* [Work to be completed]: Review the material line by line. Identify and copy every line that contains the string "true".

* [Recorded information]:
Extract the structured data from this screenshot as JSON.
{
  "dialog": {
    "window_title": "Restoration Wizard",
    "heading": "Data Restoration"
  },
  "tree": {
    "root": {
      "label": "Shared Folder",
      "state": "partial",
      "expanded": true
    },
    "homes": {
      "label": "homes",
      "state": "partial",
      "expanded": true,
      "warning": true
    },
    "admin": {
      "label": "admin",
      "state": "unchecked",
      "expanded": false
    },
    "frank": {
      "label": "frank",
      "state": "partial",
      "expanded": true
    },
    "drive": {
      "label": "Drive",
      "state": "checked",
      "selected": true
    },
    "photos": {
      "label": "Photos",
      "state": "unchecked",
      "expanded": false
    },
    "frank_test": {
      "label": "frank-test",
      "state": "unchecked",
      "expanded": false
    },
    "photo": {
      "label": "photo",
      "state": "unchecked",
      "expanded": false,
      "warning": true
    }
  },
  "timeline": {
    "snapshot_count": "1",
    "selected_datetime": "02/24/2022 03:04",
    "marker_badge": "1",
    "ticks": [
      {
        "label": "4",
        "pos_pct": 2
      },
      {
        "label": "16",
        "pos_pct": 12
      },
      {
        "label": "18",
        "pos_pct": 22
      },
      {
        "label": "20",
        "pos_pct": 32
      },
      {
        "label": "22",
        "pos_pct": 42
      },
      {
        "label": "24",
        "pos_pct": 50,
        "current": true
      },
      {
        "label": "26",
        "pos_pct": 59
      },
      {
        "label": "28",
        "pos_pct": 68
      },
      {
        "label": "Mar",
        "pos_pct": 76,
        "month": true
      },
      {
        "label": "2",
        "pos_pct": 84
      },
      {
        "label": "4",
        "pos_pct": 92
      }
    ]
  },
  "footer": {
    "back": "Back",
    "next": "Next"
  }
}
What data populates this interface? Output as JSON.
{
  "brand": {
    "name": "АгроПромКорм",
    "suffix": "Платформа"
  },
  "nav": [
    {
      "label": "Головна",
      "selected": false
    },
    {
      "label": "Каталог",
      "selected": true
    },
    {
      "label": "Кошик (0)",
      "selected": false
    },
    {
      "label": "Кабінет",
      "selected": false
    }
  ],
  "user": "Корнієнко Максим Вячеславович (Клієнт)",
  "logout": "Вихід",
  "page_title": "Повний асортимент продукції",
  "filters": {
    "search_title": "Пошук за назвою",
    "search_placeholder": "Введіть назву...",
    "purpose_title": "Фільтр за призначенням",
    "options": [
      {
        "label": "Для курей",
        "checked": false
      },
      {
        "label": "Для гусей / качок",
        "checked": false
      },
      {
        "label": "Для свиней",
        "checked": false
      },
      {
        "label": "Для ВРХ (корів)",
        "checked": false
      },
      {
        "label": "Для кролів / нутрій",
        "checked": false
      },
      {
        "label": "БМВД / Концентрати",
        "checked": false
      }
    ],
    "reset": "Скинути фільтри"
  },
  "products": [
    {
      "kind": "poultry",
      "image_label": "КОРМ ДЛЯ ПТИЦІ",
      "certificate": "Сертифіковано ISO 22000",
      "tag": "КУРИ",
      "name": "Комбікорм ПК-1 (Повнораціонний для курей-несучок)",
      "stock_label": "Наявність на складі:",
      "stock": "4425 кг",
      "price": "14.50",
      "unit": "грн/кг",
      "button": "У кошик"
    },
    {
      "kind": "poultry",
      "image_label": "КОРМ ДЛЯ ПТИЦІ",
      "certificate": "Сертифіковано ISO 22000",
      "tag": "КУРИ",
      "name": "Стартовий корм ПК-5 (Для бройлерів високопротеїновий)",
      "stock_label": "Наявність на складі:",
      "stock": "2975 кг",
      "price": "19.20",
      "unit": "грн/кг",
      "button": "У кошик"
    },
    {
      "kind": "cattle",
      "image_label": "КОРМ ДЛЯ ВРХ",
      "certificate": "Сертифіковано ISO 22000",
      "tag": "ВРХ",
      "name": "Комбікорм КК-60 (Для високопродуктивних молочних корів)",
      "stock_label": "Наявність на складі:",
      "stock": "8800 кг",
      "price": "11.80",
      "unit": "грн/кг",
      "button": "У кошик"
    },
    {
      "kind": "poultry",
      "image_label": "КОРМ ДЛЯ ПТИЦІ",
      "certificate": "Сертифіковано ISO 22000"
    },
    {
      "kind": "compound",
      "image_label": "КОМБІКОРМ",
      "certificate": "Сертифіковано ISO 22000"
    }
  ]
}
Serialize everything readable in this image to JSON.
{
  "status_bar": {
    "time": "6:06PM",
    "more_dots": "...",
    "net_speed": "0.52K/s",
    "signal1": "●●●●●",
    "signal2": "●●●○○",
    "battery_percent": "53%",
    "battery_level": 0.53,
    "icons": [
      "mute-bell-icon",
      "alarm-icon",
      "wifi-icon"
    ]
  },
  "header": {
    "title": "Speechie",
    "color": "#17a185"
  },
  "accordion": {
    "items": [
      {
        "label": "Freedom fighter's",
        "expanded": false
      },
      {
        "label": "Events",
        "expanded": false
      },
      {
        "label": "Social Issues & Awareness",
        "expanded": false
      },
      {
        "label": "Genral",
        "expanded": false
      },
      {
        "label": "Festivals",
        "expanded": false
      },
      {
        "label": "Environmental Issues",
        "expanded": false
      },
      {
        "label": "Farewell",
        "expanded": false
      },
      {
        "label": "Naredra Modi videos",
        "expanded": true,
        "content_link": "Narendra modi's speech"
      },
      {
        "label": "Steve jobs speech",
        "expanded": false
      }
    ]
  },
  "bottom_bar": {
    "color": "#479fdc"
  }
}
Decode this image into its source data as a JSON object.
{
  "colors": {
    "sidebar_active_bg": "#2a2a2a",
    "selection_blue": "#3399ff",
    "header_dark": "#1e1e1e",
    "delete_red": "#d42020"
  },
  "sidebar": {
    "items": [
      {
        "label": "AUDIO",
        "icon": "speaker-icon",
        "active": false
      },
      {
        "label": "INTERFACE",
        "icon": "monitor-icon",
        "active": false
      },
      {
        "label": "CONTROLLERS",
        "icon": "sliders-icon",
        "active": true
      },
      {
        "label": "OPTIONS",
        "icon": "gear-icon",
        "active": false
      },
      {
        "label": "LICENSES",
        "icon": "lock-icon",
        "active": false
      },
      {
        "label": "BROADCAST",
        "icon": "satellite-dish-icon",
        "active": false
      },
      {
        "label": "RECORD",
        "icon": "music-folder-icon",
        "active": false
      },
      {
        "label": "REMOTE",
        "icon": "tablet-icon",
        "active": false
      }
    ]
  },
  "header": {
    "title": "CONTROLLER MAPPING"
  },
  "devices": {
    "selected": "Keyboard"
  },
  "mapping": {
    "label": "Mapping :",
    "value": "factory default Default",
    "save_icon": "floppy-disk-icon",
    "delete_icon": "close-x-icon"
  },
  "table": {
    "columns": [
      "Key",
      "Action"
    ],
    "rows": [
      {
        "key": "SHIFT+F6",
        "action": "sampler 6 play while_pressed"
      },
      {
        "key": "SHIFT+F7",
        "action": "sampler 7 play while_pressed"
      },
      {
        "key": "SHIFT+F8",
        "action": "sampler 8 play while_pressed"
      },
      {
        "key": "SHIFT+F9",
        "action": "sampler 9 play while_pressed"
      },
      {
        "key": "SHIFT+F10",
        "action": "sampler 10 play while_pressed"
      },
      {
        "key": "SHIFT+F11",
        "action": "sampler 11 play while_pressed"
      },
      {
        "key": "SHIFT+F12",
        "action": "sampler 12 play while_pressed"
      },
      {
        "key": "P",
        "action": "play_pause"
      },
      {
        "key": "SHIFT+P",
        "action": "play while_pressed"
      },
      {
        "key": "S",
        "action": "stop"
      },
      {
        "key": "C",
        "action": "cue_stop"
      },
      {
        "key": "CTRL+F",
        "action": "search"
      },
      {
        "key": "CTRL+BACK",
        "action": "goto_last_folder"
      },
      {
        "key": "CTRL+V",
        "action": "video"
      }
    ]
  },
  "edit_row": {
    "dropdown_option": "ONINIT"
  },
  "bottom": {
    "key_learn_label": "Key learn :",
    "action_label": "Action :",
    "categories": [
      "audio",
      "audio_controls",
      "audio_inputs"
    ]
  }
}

* [Output for this task]:
      "expanded": true
      "expanded": true,
      "warning": true
      "expanded": true
      "selected": true
      "warning": true
        "current": true
        "month": true
      "selected": true
        "expanded": true,
        "active": true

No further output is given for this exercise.